[Exercise]: Work through the listing below and count the lines that hold "Height". Answer with the number alone.

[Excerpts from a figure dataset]
----------
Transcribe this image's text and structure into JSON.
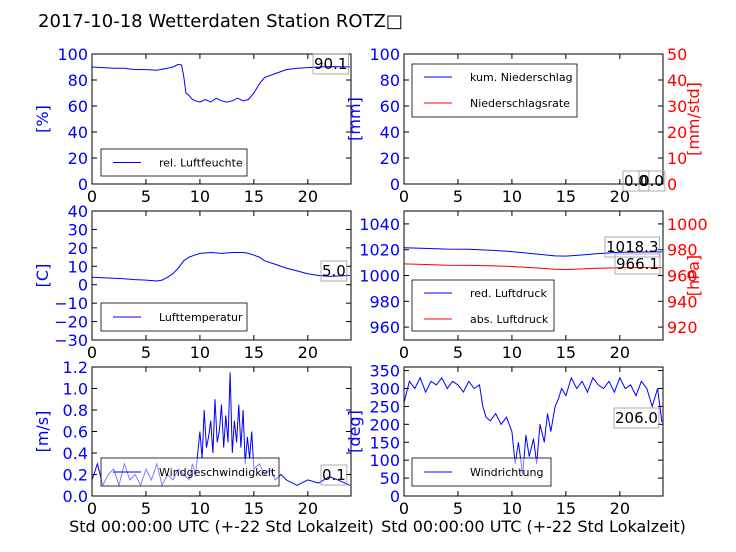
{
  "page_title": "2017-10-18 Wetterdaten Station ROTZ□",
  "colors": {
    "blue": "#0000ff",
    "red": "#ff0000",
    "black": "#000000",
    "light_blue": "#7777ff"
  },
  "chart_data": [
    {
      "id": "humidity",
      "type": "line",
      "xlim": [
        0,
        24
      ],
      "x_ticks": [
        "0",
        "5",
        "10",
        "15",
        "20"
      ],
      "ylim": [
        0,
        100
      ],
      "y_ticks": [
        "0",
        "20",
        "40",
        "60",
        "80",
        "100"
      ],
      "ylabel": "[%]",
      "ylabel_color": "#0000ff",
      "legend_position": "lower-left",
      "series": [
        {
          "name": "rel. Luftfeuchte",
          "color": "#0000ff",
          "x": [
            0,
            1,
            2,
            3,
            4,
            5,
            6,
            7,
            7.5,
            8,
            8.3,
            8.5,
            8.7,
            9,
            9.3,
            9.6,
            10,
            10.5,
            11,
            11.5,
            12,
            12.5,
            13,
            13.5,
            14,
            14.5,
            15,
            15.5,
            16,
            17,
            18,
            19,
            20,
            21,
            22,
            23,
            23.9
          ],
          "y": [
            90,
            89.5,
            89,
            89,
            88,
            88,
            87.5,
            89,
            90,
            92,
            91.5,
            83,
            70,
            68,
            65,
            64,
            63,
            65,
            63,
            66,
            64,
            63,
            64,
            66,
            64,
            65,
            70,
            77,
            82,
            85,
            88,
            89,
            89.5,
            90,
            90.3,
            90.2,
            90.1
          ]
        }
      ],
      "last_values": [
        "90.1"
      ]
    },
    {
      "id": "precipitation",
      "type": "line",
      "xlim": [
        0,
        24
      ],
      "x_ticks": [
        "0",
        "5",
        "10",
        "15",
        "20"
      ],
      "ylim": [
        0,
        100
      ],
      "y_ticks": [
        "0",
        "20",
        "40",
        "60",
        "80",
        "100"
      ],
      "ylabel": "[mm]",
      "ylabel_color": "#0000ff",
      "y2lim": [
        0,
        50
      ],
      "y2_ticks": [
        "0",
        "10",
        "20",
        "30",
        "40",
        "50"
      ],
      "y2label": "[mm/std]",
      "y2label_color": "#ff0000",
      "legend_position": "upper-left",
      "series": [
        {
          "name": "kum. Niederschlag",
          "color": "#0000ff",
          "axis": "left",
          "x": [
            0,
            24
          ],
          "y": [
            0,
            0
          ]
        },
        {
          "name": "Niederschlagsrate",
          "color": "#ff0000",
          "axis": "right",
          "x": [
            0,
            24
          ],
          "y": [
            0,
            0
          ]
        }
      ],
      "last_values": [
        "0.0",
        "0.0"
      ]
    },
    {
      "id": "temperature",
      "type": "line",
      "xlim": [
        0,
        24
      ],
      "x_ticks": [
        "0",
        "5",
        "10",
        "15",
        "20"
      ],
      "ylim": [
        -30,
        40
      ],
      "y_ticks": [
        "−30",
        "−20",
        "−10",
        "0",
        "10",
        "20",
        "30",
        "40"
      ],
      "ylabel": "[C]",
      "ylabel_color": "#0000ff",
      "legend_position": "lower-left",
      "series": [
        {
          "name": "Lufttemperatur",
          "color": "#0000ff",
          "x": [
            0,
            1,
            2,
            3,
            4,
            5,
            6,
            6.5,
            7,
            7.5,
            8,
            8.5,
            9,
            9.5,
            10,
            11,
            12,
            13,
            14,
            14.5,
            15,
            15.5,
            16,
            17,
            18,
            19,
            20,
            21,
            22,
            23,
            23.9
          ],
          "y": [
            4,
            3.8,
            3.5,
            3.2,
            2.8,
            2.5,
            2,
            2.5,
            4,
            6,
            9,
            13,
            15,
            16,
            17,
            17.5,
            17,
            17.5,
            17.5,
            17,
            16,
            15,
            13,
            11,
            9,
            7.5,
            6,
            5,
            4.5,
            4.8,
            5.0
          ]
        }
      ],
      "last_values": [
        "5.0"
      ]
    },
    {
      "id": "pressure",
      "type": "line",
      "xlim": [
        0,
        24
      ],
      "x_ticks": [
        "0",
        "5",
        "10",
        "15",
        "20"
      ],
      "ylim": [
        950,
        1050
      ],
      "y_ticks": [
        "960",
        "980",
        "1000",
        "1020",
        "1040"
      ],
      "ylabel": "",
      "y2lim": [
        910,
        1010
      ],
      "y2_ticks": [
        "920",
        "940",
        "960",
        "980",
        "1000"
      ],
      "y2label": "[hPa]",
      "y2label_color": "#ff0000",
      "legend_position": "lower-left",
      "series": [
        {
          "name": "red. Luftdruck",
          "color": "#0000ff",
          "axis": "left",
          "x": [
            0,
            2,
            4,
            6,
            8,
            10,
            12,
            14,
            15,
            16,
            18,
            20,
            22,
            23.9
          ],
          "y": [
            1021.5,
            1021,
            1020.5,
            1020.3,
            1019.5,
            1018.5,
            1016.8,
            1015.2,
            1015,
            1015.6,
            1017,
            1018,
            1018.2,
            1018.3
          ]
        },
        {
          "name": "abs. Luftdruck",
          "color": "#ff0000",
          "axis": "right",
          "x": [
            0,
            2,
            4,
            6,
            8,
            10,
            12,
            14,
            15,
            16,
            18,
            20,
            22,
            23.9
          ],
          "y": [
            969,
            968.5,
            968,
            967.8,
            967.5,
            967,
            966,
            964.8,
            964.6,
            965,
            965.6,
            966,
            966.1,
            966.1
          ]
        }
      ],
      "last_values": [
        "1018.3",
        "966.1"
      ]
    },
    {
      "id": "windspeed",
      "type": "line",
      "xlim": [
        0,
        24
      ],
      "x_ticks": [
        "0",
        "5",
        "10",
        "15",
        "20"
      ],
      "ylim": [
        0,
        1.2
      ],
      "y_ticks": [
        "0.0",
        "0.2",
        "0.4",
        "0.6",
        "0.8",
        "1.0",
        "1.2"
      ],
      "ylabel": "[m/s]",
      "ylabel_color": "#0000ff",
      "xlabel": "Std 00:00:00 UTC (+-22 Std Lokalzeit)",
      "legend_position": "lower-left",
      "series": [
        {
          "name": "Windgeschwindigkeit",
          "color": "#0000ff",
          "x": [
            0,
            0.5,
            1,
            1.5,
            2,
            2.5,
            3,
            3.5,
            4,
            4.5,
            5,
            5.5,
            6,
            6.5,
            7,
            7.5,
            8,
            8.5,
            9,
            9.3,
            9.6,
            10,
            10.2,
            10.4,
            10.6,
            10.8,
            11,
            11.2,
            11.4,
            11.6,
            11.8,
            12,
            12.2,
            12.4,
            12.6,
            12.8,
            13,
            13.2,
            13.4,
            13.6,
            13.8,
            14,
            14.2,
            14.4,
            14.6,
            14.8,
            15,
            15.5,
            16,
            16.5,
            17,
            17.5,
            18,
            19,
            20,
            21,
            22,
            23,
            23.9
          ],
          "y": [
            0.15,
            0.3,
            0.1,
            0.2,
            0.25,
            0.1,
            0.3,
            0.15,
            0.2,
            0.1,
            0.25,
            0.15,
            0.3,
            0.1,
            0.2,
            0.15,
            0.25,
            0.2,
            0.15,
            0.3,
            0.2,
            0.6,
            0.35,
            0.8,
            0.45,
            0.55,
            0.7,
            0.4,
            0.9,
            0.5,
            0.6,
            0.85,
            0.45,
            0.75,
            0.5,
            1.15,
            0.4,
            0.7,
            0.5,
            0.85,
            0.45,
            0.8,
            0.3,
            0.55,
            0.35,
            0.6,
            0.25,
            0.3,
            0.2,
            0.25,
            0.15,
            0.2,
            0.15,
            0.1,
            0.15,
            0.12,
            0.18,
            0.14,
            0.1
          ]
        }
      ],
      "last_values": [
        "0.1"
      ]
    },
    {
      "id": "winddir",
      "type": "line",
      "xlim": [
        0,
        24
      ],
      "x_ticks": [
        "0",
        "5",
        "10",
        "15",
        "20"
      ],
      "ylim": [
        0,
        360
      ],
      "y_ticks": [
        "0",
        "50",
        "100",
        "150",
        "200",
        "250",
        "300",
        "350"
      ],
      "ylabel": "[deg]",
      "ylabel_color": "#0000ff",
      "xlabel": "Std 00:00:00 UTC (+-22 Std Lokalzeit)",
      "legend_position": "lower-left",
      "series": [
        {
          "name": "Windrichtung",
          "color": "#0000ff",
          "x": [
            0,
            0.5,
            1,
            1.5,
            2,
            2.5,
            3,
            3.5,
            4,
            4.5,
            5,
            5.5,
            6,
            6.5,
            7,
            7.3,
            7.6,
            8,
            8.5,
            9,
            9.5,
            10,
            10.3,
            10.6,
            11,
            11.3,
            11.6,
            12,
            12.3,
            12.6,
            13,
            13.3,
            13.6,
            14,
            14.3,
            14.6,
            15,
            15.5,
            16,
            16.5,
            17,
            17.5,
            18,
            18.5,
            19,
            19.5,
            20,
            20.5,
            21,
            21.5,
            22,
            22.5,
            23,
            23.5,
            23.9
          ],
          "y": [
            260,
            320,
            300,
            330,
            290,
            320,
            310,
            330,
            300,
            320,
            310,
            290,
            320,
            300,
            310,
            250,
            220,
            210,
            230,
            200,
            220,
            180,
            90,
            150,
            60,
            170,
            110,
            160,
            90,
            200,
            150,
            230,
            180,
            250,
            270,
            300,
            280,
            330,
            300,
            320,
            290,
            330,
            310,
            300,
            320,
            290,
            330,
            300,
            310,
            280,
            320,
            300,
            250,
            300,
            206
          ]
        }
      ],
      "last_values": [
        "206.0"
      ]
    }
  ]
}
----------
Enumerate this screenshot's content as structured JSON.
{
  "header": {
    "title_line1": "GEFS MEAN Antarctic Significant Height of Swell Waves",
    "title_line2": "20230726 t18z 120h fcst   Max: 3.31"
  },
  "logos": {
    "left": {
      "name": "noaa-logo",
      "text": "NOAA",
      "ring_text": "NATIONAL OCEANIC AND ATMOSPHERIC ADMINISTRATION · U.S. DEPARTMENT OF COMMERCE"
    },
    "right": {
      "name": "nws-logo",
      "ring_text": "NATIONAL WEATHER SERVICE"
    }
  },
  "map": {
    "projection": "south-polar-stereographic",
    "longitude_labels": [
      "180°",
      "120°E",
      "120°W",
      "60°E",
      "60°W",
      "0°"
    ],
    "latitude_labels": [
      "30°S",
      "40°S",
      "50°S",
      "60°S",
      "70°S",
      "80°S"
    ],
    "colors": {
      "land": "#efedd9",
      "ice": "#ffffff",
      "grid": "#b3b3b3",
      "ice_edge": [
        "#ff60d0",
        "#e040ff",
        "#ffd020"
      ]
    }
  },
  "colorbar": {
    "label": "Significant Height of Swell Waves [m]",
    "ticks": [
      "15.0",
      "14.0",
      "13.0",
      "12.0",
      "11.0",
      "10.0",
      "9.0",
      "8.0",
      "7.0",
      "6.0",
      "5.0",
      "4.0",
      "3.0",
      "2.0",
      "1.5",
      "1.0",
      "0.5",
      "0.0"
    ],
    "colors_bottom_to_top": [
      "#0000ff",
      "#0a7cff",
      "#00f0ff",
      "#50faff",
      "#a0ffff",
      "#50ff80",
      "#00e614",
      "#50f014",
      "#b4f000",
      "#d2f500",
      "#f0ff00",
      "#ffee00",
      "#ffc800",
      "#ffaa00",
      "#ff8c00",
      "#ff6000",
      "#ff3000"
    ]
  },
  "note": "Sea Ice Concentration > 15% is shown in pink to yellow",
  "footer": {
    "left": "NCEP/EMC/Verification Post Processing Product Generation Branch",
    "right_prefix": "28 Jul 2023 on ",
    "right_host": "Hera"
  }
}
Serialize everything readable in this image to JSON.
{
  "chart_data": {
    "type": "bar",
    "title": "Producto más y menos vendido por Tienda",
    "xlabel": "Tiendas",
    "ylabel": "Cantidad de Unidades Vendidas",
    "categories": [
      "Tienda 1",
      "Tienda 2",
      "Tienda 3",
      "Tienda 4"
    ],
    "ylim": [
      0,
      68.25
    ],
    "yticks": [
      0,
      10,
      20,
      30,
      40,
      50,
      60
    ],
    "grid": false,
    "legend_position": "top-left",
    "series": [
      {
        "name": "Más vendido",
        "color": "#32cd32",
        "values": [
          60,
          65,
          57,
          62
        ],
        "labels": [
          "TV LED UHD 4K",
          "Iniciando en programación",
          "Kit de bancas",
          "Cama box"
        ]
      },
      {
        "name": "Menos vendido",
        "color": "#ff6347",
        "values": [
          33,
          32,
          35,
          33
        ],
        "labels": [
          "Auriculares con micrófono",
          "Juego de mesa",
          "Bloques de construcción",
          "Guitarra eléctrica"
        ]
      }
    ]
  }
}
----------
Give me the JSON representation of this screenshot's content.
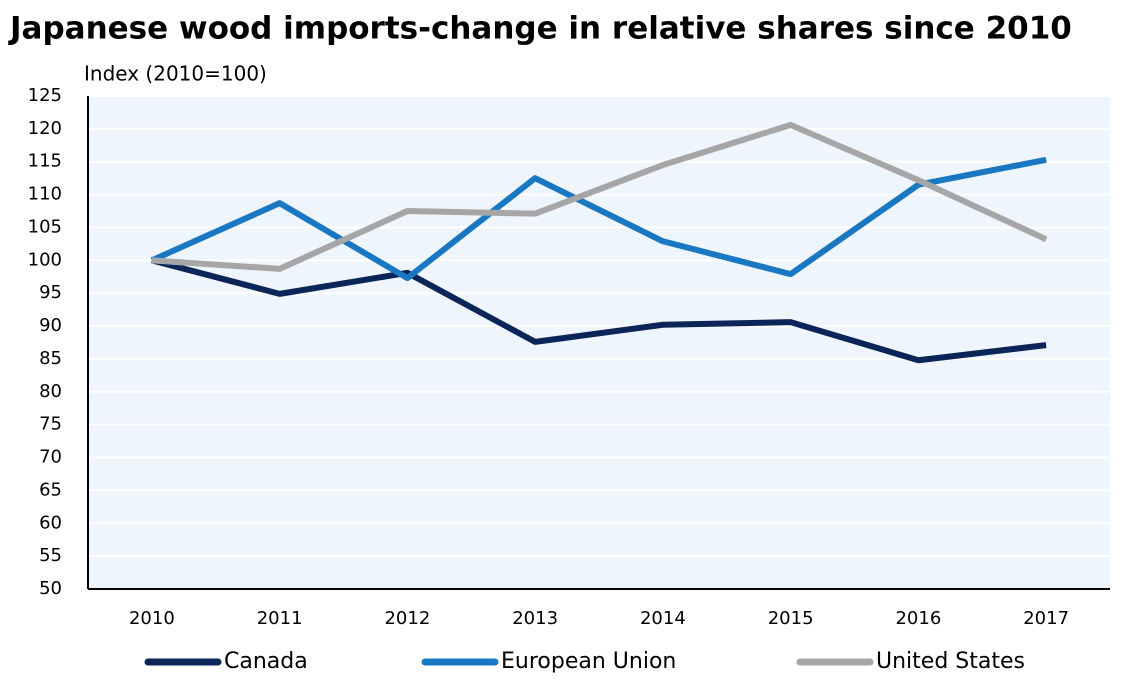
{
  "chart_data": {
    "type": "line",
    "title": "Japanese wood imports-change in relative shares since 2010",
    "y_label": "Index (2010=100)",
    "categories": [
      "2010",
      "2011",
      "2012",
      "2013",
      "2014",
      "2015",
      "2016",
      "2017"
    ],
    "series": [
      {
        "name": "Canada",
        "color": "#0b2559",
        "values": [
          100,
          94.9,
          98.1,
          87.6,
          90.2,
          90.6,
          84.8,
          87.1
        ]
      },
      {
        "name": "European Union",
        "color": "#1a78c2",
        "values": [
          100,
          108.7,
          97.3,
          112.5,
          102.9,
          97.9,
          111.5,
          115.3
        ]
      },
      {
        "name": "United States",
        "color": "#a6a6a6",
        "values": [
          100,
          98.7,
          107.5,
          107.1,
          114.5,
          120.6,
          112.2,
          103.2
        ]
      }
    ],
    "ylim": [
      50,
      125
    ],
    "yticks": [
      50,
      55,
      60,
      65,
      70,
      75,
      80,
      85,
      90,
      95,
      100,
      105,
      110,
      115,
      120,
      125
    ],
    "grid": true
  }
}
----------
[Problem solution]: 2